_Instructions to follow_: Reproduce all the lines exactly as they stand, apart from the pictures.

═════ Provided data ═════

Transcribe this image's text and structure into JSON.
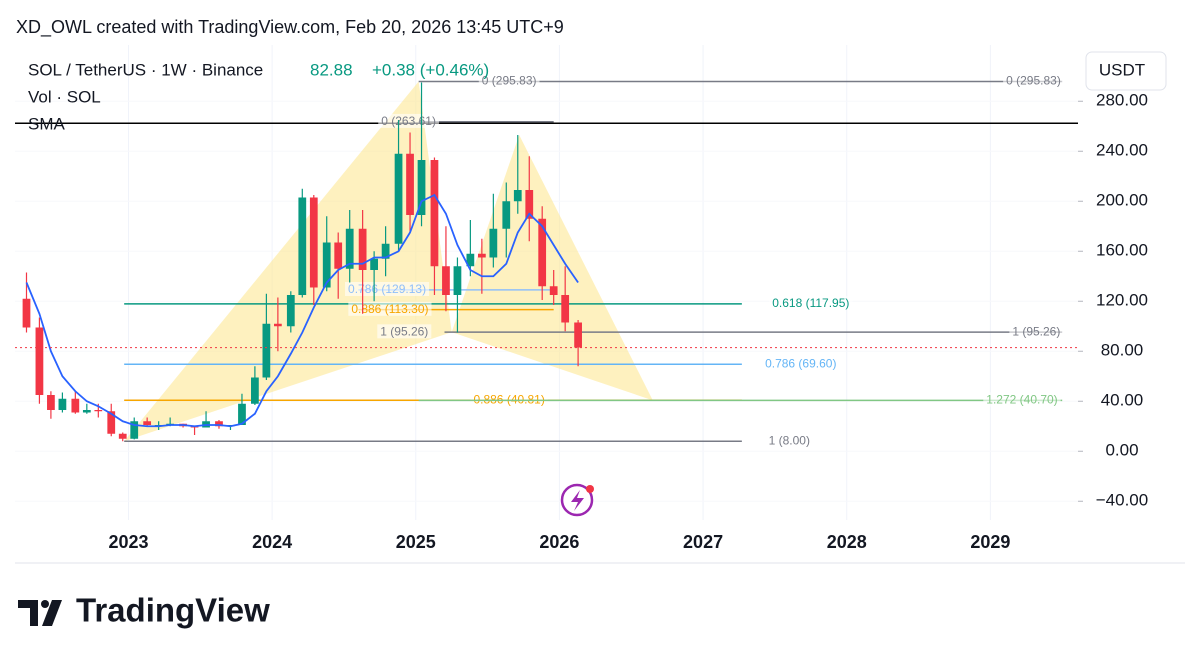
{
  "header": {
    "credit": "XD_OWL created with TradingView.com, Feb 20, 2026 13:45 UTC+9"
  },
  "footer": {
    "brand": "TradingView"
  },
  "chart_data": {
    "type": "candlestick",
    "title": "SOL / TetherUS · 1W · Binance",
    "last_price": 82.88,
    "change": "+0.38 (+0.46%)",
    "volume_label": "Vol · SOL",
    "currency": "USDT",
    "up_color": "#089981",
    "down_color": "#f23645",
    "x": [
      2022.29,
      2022.38,
      2022.46,
      2022.54,
      2022.63,
      2022.71,
      2022.79,
      2022.88,
      2022.96,
      2023.04,
      2023.13,
      2023.21,
      2023.29,
      2023.38,
      2023.46,
      2023.54,
      2023.63,
      2023.71,
      2023.79,
      2023.88,
      2023.96,
      2024.04,
      2024.13,
      2024.21,
      2024.29,
      2024.38,
      2024.46,
      2024.54,
      2024.63,
      2024.71,
      2024.79,
      2024.88,
      2024.96,
      2025.04,
      2025.13,
      2025.21,
      2025.29,
      2025.38,
      2025.46,
      2025.54,
      2025.63,
      2025.71,
      2025.79,
      2025.88,
      2025.96,
      2026.04,
      2026.13
    ],
    "open": [
      122,
      99,
      45,
      33,
      42,
      31,
      33,
      32,
      14,
      10,
      24,
      21,
      21,
      22,
      20,
      19,
      24,
      20,
      21,
      38,
      59,
      102,
      100,
      125,
      203,
      131,
      167,
      146,
      178,
      145,
      154,
      166,
      238,
      189,
      233,
      148,
      125,
      148,
      158,
      155,
      178,
      200,
      209,
      186,
      132,
      125,
      103
    ],
    "high": [
      143,
      107,
      48,
      47,
      48,
      38,
      38,
      38,
      15,
      27,
      27,
      24,
      27,
      22,
      20,
      32,
      25,
      21,
      46,
      68,
      126,
      123,
      128,
      210,
      205,
      188,
      175,
      193,
      193,
      160,
      180,
      265,
      255,
      295,
      235,
      180,
      155,
      185,
      170,
      206,
      215,
      253,
      236,
      196,
      145,
      148,
      105
    ],
    "low": [
      95,
      38,
      26,
      31,
      30,
      30,
      27,
      12,
      8,
      9.5,
      20,
      17,
      20,
      19,
      13,
      19,
      18,
      17,
      21,
      37,
      57,
      80,
      95,
      123,
      117,
      128,
      122,
      135,
      110,
      120,
      140,
      160,
      175,
      180,
      125,
      112,
      95,
      140,
      126,
      147,
      155,
      190,
      168,
      121,
      117,
      96,
      68
    ],
    "close": [
      99,
      45,
      33,
      42,
      31,
      33,
      32,
      14,
      10,
      24,
      21,
      21,
      22,
      20,
      19,
      24,
      20,
      21,
      38,
      59,
      102,
      100,
      125,
      203,
      131,
      167,
      146,
      178,
      145,
      154,
      166,
      238,
      189,
      233,
      148,
      125,
      148,
      158,
      155,
      178,
      200,
      209,
      186,
      132,
      125,
      103,
      83
    ],
    "sma": {
      "name": "SMA",
      "color": "#2962ff",
      "values": [
        135,
        110,
        80,
        60,
        48,
        40,
        36,
        30,
        24,
        21,
        20,
        20,
        21,
        21,
        20,
        21,
        21,
        20,
        22,
        30,
        48,
        60,
        78,
        95,
        115,
        135,
        145,
        150,
        150,
        155,
        155,
        160,
        175,
        200,
        205,
        190,
        165,
        145,
        140,
        140,
        150,
        175,
        190,
        180,
        165,
        150,
        135
      ]
    },
    "level_line": 262.4,
    "pattern": {
      "color": "#fde68a",
      "points": [
        [
          2022.97,
          8
        ],
        [
          2025.02,
          295.83
        ],
        [
          2025.25,
          95.26
        ],
        [
          2025.72,
          253
        ],
        [
          2026.65,
          40.7
        ]
      ]
    },
    "annotations": [
      {
        "value": 295.83,
        "x1": 2025.02,
        "x2": 2029.5,
        "color": "#787b86",
        "labels": [
          {
            "text": "0 (295.83)",
            "x": 2025.65
          },
          {
            "text": "0 (295.83)",
            "x": 2029.3
          }
        ]
      },
      {
        "value": 263.61,
        "x1": 2025.02,
        "x2": 2025.96,
        "color": "#787b86",
        "labels": [
          {
            "text": "0 (263.61)",
            "x": 2024.95
          }
        ]
      },
      {
        "value": 129.13,
        "x1": 2024.6,
        "x2": 2025.96,
        "color": "#90bff9",
        "labels": [
          {
            "text": "0.786 (129.13)",
            "x": 2024.8
          }
        ]
      },
      {
        "value": 117.95,
        "x1": 2022.97,
        "x2": 2027.27,
        "color": "#089981",
        "labels": [
          {
            "text": "0.618 (117.95)",
            "x": 2027.75
          }
        ]
      },
      {
        "value": 113.3,
        "x1": 2024.6,
        "x2": 2025.96,
        "color": "#f7a600",
        "labels": [
          {
            "text": "0.886 (113.30)",
            "x": 2024.82
          }
        ]
      },
      {
        "value": 95.26,
        "x1": 2025.2,
        "x2": 2029.5,
        "color": "#787b86",
        "labels": [
          {
            "text": "1 (95.26)",
            "x": 2024.92
          },
          {
            "text": "1 (95.26)",
            "x": 2029.32
          }
        ]
      },
      {
        "value": 69.6,
        "x1": 2022.97,
        "x2": 2027.27,
        "color": "#64b5f6",
        "labels": [
          {
            "text": "0.786 (69.60)",
            "x": 2027.68
          }
        ]
      },
      {
        "value": 40.81,
        "x1": 2022.97,
        "x2": 2027.27,
        "color": "#f7a600",
        "labels": [
          {
            "text": "0.886 (40.81)",
            "x": 2025.65
          }
        ]
      },
      {
        "value": 40.7,
        "x1": 2025.02,
        "x2": 2029.5,
        "color": "#81c784",
        "labels": [
          {
            "text": "1.272 (40.70)",
            "x": 2029.22
          }
        ]
      },
      {
        "value": 8,
        "x1": 2022.97,
        "x2": 2027.27,
        "color": "#787b86",
        "labels": [
          {
            "text": "1 (8.00)",
            "x": 2027.6
          }
        ]
      }
    ],
    "xlim": [
      2022.21,
      2029.61
    ],
    "xticks": [
      2023,
      2024,
      2025,
      2026,
      2027,
      2028,
      2029
    ],
    "ylim": [
      -55,
      325
    ],
    "yticks": [
      {
        "value": -40,
        "label": "−40.00"
      },
      {
        "value": 0,
        "label": "0.00"
      },
      {
        "value": 40,
        "label": "40.00"
      },
      {
        "value": 80,
        "label": "80.00"
      },
      {
        "value": 120,
        "label": "120.00"
      },
      {
        "value": 160,
        "label": "160.00"
      },
      {
        "value": 200,
        "label": "200.00"
      },
      {
        "value": 240,
        "label": "240.00"
      },
      {
        "value": 280,
        "label": "280.00"
      }
    ],
    "grid": true
  }
}
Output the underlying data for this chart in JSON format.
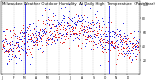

═════

_Output of the task_:
Transcribe this image's text and structure into JSON.
{
  "header": {
    "credit": "XD_OWL created with TradingView.com, Feb 20, 2026 13:45 UTC+9"
  },
  "footer": {
    "brand": "TradingView"
  },
  "chart_data": {
    "type": "candlestick",
    "title": "SOL / TetherUS · 1W · Binance",
    "last_price": 82.88,
    "change": "+0.38 (+0.46%)",
    "volume_label": "Vol · SOL",
    "currency": "USDT",
    "up_color": "#089981",
    "down_color": "#f23645",
    "x": [
      2022.29,
      2022.38,
      2022.46,
      2022.54,
      2022.63,
      2022.71,
      2022.79,
      2022.88,
      2022.96,
      2023.04,
      2023.13,
      2023.21,
      2023.29,
      2023.38,
      2023.46,
      2023.54,
      2023.63,
      2023.71,
      2023.79,
      2023.88,
      2023.96,
      2024.04,
      2024.13,
      2024.21,
      2024.29,
      2024.38,
      2024.46,
      2024.54,
      2024.63,
      2024.71,
      2024.79,
      2024.88,
      2024.96,
      2025.04,
      2025.13,
      2025.21,
      2025.29,
      2025.38,
      2025.46,
      2025.54,
      2025.63,
      2025.71,
      2025.79,
      2025.88,
      2025.96,
      2026.04,
      2026.13
    ],
    "open": [
      122,
      99,
      45,
      33,
      42,
      31,
      33,
      32,
      14,
      10,
      24,
      21,
      21,
      22,
      20,
      19,
      24,
      20,
      21,
      38,
      59,
      102,
      100,
      125,
      203,
      131,
      167,
      146,
      178,
      145,
      154,
      166,
      238,
      189,
      233,
      148,
      125,
      148,
      158,
      155,
      178,
      200,
      209,
      186,
      132,
      125,
      103
    ],
    "high": [
      143,
      107,
      48,
      47,
      48,
      38,
      38,
      38,
      15,
      27,
      27,
      24,
      27,
      22,
      20,
      32,
      25,
      21,
      46,
      68,
      126,
      123,
      128,
      210,
      205,
      188,
      175,
      193,
      193,
      160,
      180,
      265,
      255,
      295,
      235,
      180,
      155,
      185,
      170,
      206,
      215,
      253,
      236,
      196,
      145,
      148,
      105
    ],
    "low": [
      95,
      38,
      26,
      31,
      30,
      30,
      27,
      12,
      8,
      9.5,
      20,
      17,
      20,
      19,
      13,
      19,
      18,
      17,
      21,
      37,
      57,
      80,
      95,
      123,
      117,
      128,
      122,
      135,
      110,
      120,
      140,
      160,
      175,
      180,
      125,
      112,
      95,
      140,
      126,
      147,
      155,
      190,
      168,
      121,
      117,
      96,
      68
    ],
    "close": [
      99,
      45,
      33,
      42,
      31,
      33,
      32,
      14,
      10,
      24,
      21,
      21,
      22,
      20,
      19,
      24,
      20,
      21,
      38,
      59,
      102,
      100,
      125,
      203,
      131,
      167,
      146,
      178,
      145,
      154,
      166,
      238,
      189,
      233,
      148,
      125,
      148,
      158,
      155,
      178,
      200,
      209,
      186,
      132,
      125,
      103,
      83
    ],
    "sma": {
      "name": "SMA",
      "color": "#2962ff",
      "values": [
        135,
        110,
        80,
        60,
        48,
        40,
        36,
        30,
        24,
        21,
        20,
        20,
        21,
        21,
        20,
        21,
        21,
        20,
        22,
        30,
        48,
        60,
        78,
        95,
        115,
        135,
        145,
        150,
        150,
        155,
        155,
        160,
        175,
        200,
        205,
        190,
        165,
        145,
        140,
        140,
        150,
        175,
        190,
        180,
        165,
        150,
        135
      ]
    },
    "level_line": 262.4,
    "pattern": {
      "color": "#fde68a",
      "points": [
        [
          2022.97,
          8
        ],
        [
          2025.02,
          295.83
        ],
        [
          2025.25,
          95.26
        ],
        [
          2025.72,
          253
        ],
        [
          2026.65,
          40.7
        ]
      ]
    },
    "annotations": [
      {
        "value": 295.83,
        "x1": 2025.02,
        "x2": 2029.5,
        "color": "#787b86",
        "labels": [
          {
            "text": "0 (295.83)",
            "x": 2025.65
          },
          {
            "text": "0 (295.83)",
            "x": 2029.3
          }
        ]
      },
      {
        "value": 263.61,
        "x1": 2025.02,
        "x2": 2025.96,
        "color": "#787b86",
        "labels": [
          {
            "text": "0 (263.61)",
            "x": 2024.95
          }
        ]
      },
      {
        "value": 129.13,
        "x1": 2024.6,
        "x2": 2025.96,
        "color": "#90bff9",
        "labels": [
          {
            "text": "0.786 (129.13)",
            "x": 2024.8
          }
        ]
      },
      {
        "value": 117.95,
        "x1": 2022.97,
        "x2": 2027.27,
        "color": "#089981",
        "labels": [
          {
            "text": "0.618 (117.95)",
            "x": 2027.75
          }
        ]
      },
      {
        "value": 113.3,
        "x1": 2024.6,
        "x2": 2025.96,
        "color": "#f7a600",
        "labels": [
          {
            "text": "0.886 (113.30)",
            "x": 2024.82
          }
        ]
      },
      {
        "value": 95.26,
        "x1": 2025.2,
        "x2": 2029.5,
        "color": "#787b86",
        "labels": [
          {
            "text": "1 (95.26)",
            "x": 2024.92
          },
          {
            "text": "1 (95.26)",
            "x": 2029.32
          }
        ]
      },
      {
        "value": 69.6,
        "x1": 2022.97,
        "x2": 2027.27,
        "color": "#64b5f6",
        "labels": [
          {
            "text": "0.786 (69.60)",
            "x": 2027.68
          }
        ]
      },
      {
        "value": 40.81,
        "x1": 2022.97,
        "x2": 2027.27,
        "color": "#f7a600",
        "labels": [
          {
            "text": "0.886 (40.81)",
            "x": 2025.65
          }
        ]
      },
      {
        "value": 40.7,
        "x1": 2025.02,
        "x2": 2029.5,
        "color": "#81c784",
        "labels": [
          {
            "text": "1.272 (40.70)",
            "x": 2029.22
          }
        ]
      },
      {
        "value": 8,
        "x1": 2022.97,
        "x2": 2027.27,
        "color": "#787b86",
        "labels": [
          {
            "text": "1 (8.00)",
            "x": 2027.6
          }
        ]
      }
    ],
    "xlim": [
      2022.21,
      2029.61
    ],
    "xticks": [
      2023,
      2024,
      2025,
      2026,
      2027,
      2028,
      2029
    ],
    "ylim": [
      -55,
      325
    ],
    "yticks": [
      {
        "value": -40,
        "label": "−40.00"
      },
      {
        "value": 0,
        "label": "0.00"
      },
      {
        "value": 40,
        "label": "40.00"
      },
      {
        "value": 80,
        "label": "80.00"
      },
      {
        "value": 120,
        "label": "120.00"
      },
      {
        "value": 160,
        "label": "160.00"
      },
      {
        "value": 200,
        "label": "200.00"
      },
      {
        "value": 240,
        "label": "240.00"
      },
      {
        "value": 280,
        "label": "280.00"
      }
    ],
    "grid": true
  }
}
Output the underlying data for this chart in JSON format.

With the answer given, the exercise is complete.